WORK TO COMPLETE:
Copy all lines that contain the word "docenti".

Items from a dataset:
+-------+
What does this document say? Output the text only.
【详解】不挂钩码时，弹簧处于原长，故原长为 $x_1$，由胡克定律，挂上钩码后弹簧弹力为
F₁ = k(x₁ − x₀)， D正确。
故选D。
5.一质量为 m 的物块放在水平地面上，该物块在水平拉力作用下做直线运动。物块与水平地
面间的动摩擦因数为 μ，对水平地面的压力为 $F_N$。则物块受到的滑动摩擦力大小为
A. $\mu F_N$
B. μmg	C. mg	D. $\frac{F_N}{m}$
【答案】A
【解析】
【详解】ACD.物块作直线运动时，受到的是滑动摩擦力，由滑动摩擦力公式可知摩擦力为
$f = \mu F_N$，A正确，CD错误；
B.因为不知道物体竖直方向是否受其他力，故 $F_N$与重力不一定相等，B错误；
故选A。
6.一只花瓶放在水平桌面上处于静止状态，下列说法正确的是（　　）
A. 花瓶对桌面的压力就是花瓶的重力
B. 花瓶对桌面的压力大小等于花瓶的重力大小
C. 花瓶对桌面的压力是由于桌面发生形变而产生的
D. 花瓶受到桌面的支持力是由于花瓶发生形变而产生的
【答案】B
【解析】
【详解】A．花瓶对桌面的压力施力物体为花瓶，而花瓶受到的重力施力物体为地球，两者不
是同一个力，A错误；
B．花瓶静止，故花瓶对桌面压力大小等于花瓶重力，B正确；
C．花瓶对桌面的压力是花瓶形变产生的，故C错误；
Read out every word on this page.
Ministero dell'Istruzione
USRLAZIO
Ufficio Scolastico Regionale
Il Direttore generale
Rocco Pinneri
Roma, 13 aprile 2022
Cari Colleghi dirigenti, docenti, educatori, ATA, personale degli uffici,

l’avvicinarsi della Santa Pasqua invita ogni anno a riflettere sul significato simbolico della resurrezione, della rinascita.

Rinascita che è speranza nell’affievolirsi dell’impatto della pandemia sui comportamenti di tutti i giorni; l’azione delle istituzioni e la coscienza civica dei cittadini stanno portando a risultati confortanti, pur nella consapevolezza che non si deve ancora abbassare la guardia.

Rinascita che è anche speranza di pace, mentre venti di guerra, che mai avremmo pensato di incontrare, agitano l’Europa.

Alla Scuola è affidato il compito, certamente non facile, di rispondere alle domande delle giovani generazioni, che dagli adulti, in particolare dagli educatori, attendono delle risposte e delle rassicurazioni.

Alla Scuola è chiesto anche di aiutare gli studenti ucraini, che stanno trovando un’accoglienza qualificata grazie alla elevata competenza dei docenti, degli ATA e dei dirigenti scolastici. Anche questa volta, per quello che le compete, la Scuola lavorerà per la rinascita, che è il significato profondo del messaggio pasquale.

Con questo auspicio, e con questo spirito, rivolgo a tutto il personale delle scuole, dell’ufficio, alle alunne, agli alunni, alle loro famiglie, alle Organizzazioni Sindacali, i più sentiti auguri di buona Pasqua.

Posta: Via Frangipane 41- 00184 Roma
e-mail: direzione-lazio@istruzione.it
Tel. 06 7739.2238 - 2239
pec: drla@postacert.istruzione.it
+-------+
TASK RESULT:
Cari Colleghi dirigenti, docenti, educatori, ATA, personale degli uffici,
Alla Scuola è chiesto anche di aiutare gli studenti ucraini, che stanno trovando un’accoglienza qualificata grazie alla elevata competenza dei docenti, degli ATA e dei dirigenti scolastici. Anche questa volta, per quello che le compete, la Scuola lavorerà per la rinascita, che è il significato profondo del messaggio pasquale.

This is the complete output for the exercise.